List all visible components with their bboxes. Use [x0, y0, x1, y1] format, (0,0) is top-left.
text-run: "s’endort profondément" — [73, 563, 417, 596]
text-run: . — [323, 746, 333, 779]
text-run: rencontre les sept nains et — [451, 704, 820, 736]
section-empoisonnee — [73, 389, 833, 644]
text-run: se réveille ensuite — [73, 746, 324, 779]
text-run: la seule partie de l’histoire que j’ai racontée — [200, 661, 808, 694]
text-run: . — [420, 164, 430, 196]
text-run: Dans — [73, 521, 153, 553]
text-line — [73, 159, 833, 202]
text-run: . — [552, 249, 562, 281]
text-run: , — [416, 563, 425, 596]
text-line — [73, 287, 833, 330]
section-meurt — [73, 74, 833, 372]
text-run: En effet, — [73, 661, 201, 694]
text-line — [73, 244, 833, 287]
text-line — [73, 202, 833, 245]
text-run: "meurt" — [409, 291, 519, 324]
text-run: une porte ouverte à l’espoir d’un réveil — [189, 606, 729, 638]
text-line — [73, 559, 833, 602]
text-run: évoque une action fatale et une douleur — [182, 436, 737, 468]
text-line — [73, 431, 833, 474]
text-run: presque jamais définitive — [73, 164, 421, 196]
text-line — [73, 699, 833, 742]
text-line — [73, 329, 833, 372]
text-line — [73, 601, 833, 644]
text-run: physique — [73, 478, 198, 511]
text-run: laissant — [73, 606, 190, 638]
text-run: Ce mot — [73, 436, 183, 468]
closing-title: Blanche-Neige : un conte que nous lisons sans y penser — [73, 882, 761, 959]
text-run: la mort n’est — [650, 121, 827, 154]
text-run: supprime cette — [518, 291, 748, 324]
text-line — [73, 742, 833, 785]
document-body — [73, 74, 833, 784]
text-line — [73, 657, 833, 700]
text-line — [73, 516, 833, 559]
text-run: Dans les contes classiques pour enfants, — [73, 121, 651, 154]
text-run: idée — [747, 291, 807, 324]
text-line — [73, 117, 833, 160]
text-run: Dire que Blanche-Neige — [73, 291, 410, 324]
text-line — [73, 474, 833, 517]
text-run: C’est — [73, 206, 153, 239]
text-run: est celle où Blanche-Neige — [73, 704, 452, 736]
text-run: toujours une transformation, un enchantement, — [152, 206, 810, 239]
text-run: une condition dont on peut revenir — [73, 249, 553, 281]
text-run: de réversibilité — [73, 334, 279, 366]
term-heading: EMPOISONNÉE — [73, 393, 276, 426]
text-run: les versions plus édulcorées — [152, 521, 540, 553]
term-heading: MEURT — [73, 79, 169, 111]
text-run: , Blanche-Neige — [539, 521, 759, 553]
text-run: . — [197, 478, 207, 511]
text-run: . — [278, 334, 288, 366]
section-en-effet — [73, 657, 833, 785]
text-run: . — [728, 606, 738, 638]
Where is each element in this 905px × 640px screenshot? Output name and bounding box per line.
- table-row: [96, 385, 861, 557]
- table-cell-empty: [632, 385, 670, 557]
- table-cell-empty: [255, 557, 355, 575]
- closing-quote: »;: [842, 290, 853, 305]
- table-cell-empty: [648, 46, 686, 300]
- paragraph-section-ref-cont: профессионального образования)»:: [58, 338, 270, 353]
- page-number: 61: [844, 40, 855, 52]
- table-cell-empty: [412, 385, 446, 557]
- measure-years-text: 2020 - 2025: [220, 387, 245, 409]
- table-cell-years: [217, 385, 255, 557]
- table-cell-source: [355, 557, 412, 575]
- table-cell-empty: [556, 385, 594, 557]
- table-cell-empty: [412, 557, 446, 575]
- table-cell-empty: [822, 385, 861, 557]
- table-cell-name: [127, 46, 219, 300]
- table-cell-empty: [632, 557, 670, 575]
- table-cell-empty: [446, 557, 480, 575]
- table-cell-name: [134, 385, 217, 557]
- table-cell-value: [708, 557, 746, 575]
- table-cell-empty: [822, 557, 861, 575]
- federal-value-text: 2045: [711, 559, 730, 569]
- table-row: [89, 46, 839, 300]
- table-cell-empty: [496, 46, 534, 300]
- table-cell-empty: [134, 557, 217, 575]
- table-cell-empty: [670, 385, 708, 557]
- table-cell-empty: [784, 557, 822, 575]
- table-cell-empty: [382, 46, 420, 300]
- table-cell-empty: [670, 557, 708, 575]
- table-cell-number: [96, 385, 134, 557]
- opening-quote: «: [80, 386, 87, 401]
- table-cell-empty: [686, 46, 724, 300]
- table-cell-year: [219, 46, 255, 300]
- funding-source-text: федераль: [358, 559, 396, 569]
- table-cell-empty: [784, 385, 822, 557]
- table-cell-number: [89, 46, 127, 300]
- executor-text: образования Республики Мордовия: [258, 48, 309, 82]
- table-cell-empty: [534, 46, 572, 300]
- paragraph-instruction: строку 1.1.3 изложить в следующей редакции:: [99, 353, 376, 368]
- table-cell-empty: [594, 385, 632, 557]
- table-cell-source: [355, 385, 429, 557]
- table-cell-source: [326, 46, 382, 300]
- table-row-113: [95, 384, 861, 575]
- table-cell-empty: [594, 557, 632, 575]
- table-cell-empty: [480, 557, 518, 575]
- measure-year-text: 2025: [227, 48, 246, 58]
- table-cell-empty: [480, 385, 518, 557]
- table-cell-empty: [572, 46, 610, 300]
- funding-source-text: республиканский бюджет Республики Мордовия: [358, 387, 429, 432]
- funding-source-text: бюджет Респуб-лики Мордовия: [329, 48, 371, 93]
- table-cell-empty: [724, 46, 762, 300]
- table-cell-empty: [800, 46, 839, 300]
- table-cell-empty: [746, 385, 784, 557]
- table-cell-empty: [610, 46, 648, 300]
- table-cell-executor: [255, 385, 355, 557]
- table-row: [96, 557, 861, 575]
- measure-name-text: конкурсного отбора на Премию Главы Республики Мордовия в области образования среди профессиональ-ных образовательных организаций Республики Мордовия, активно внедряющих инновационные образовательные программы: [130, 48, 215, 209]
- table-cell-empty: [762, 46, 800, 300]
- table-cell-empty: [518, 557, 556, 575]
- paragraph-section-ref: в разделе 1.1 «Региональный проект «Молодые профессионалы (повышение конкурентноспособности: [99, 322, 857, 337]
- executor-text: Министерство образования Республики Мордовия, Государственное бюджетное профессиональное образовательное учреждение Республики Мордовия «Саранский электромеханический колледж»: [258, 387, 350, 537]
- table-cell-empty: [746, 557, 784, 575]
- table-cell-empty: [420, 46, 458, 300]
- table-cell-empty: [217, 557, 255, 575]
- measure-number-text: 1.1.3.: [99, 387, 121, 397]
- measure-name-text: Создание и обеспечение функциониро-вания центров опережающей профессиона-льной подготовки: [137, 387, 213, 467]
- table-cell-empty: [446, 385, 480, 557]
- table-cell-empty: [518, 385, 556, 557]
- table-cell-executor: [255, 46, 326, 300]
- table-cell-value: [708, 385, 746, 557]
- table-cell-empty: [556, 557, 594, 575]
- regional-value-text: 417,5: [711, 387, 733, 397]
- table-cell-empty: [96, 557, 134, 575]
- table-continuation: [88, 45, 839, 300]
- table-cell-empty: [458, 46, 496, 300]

Requirements
Across all the items above, rename "text-line" to "line-box" and reproduce the lines with nothing else altered.

Finished exercise
List all visible components with their bboxes. Use [x0, y0, x1, y1] format, (0,0) is top-left.
text-run: "s’endort profondément" — [73, 563, 417, 596]
text-run: . — [323, 746, 333, 779]
text-run: rencontre les sept nains et — [451, 704, 820, 736]
section-empoisonnee — [73, 389, 833, 644]
text-run: se réveille ensuite — [73, 746, 324, 779]
text-run: la seule partie de l’histoire que j’ai racontée — [200, 661, 808, 694]
text-run: . — [420, 164, 430, 196]
text-run: Dans — [73, 521, 153, 553]
line-box — [73, 159, 833, 202]
text-run: . — [552, 249, 562, 281]
text-run: , — [416, 563, 425, 596]
line-box — [73, 287, 833, 330]
section-meurt — [73, 74, 833, 372]
text-run: En effet, — [73, 661, 201, 694]
line-box — [73, 244, 833, 287]
line-box — [73, 202, 833, 245]
text-run: "meurt" — [409, 291, 519, 324]
text-run: une porte ouverte à l’espoir d’un réveil — [189, 606, 729, 638]
line-box — [73, 559, 833, 602]
text-run: évoque une action fatale et une douleur — [182, 436, 737, 468]
line-box — [73, 431, 833, 474]
text-run: presque jamais définitive — [73, 164, 421, 196]
line-box — [73, 699, 833, 742]
line-box — [73, 329, 833, 372]
line-box — [73, 601, 833, 644]
text-run: physique — [73, 478, 198, 511]
text-run: laissant — [73, 606, 190, 638]
text-run: Ce mot — [73, 436, 183, 468]
closing-title: Blanche-Neige : un conte que nous lisons sans y penser — [73, 882, 761, 959]
text-run: la mort n’est — [650, 121, 827, 154]
text-run: supprime cette — [518, 291, 748, 324]
line-box — [73, 742, 833, 785]
document-body — [73, 74, 833, 784]
line-box — [73, 657, 833, 700]
line-box — [73, 516, 833, 559]
text-run: Dans les contes classiques pour enfants, — [73, 121, 651, 154]
text-run: idée — [747, 291, 807, 324]
line-box — [73, 117, 833, 160]
text-run: Dire que Blanche-Neige — [73, 291, 410, 324]
line-box — [73, 474, 833, 517]
text-run: C’est — [73, 206, 153, 239]
text-run: est celle où Blanche-Neige — [73, 704, 452, 736]
text-run: toujours une transformation, un enchantement, — [152, 206, 810, 239]
text-run: une condition dont on peut revenir — [73, 249, 553, 281]
text-run: de réversibilité — [73, 334, 279, 366]
term-heading: EMPOISONNÉE — [73, 393, 276, 426]
text-run: les versions plus édulcorées — [152, 521, 540, 553]
term-heading: MEURT — [73, 79, 169, 111]
text-run: , Blanche-Neige — [539, 521, 759, 553]
text-run: . — [197, 478, 207, 511]
text-run: . — [278, 334, 288, 366]
section-en-effet — [73, 657, 833, 785]
text-run: . — [728, 606, 738, 638]
Where is each element in this 905px × 640px screenshot? Output name and bounding box per line.
- table-row: [96, 385, 861, 557]
- table-cell-empty: [632, 385, 670, 557]
- table-cell-empty: [255, 557, 355, 575]
- closing-quote: »;: [842, 290, 853, 305]
- table-cell-empty: [648, 46, 686, 300]
- paragraph-section-ref-cont: профессионального образования)»:: [58, 338, 270, 353]
- page-number: 61: [844, 40, 855, 52]
- table-cell-empty: [412, 385, 446, 557]
- measure-years-text: 2020 - 2025: [220, 387, 245, 409]
- table-cell-years: [217, 385, 255, 557]
- table-cell-source: [355, 557, 412, 575]
- table-cell-empty: [556, 385, 594, 557]
- table-cell-empty: [412, 557, 446, 575]
- table-cell-empty: [822, 385, 861, 557]
- table-cell-name: [127, 46, 219, 300]
- table-cell-empty: [632, 557, 670, 575]
- table-cell-empty: [446, 557, 480, 575]
- table-cell-name: [134, 385, 217, 557]
- table-cell-value: [708, 557, 746, 575]
- table-cell-empty: [822, 557, 861, 575]
- federal-value-text: 2045: [711, 559, 730, 569]
- table-row: [89, 46, 839, 300]
- table-cell-empty: [496, 46, 534, 300]
- table-cell-empty: [134, 557, 217, 575]
- table-cell-empty: [670, 385, 708, 557]
- table-cell-empty: [784, 557, 822, 575]
- table-cell-empty: [382, 46, 420, 300]
- table-cell-empty: [670, 557, 708, 575]
- table-cell-number: [96, 385, 134, 557]
- opening-quote: «: [80, 386, 87, 401]
- table-cell-empty: [686, 46, 724, 300]
- table-cell-year: [219, 46, 255, 300]
- funding-source-text: федераль: [358, 559, 396, 569]
- table-cell-empty: [784, 385, 822, 557]
- table-cell-number: [89, 46, 127, 300]
- executor-text: образования Республики Мордовия: [258, 48, 309, 82]
- table-cell-empty: [534, 46, 572, 300]
- paragraph-instruction: строку 1.1.3 изложить в следующей редакции:: [99, 353, 376, 368]
- table-cell-empty: [594, 385, 632, 557]
- table-cell-source: [355, 385, 429, 557]
- table-cell-source: [326, 46, 382, 300]
- table-row-113: [95, 384, 861, 575]
- table-cell-empty: [594, 557, 632, 575]
- table-cell-empty: [480, 557, 518, 575]
- measure-year-text: 2025: [227, 48, 246, 58]
- table-cell-empty: [480, 385, 518, 557]
- table-cell-empty: [572, 46, 610, 300]
- funding-source-text: республиканский бюджет Республики Мордовия: [358, 387, 429, 432]
- funding-source-text: бюджет Респуб-лики Мордовия: [329, 48, 371, 93]
- table-cell-empty: [724, 46, 762, 300]
- table-cell-empty: [800, 46, 839, 300]
- table-cell-empty: [746, 385, 784, 557]
- table-cell-empty: [610, 46, 648, 300]
- table-cell-executor: [255, 385, 355, 557]
- table-row: [96, 557, 861, 575]
- measure-name-text: конкурсного отбора на Премию Главы Республики Мордовия в области образования среди профессиональ-ных образовательных организаций Республики Мордовия, активно внедряющих инновационные образовательные программы: [130, 48, 215, 209]
- table-cell-empty: [762, 46, 800, 300]
- table-cell-empty: [518, 557, 556, 575]
- paragraph-section-ref: в разделе 1.1 «Региональный проект «Молодые профессионалы (повышение конкурентноспособности: [99, 322, 857, 337]
- executor-text: Министерство образования Республики Мордовия, Государственное бюджетное профессиональное образовательное учреждение Республики Мордовия «Саранский электромеханический колледж»: [258, 387, 350, 537]
- table-cell-empty: [746, 557, 784, 575]
- table-cell-empty: [420, 46, 458, 300]
- table-cell-empty: [217, 557, 255, 575]
- measure-number-text: 1.1.3.: [99, 387, 121, 397]
- measure-name-text: Создание и обеспечение функциониро-вания центров опережающей профессиона-льной подготовки: [137, 387, 213, 467]
- table-cell-empty: [446, 385, 480, 557]
- table-cell-empty: [518, 385, 556, 557]
- table-cell-executor: [255, 46, 326, 300]
- table-cell-value: [708, 385, 746, 557]
- table-cell-empty: [556, 557, 594, 575]
- regional-value-text: 417,5: [711, 387, 733, 397]
- table-cell-empty: [96, 557, 134, 575]
- table-continuation: [88, 45, 839, 300]
- table-cell-empty: [458, 46, 496, 300]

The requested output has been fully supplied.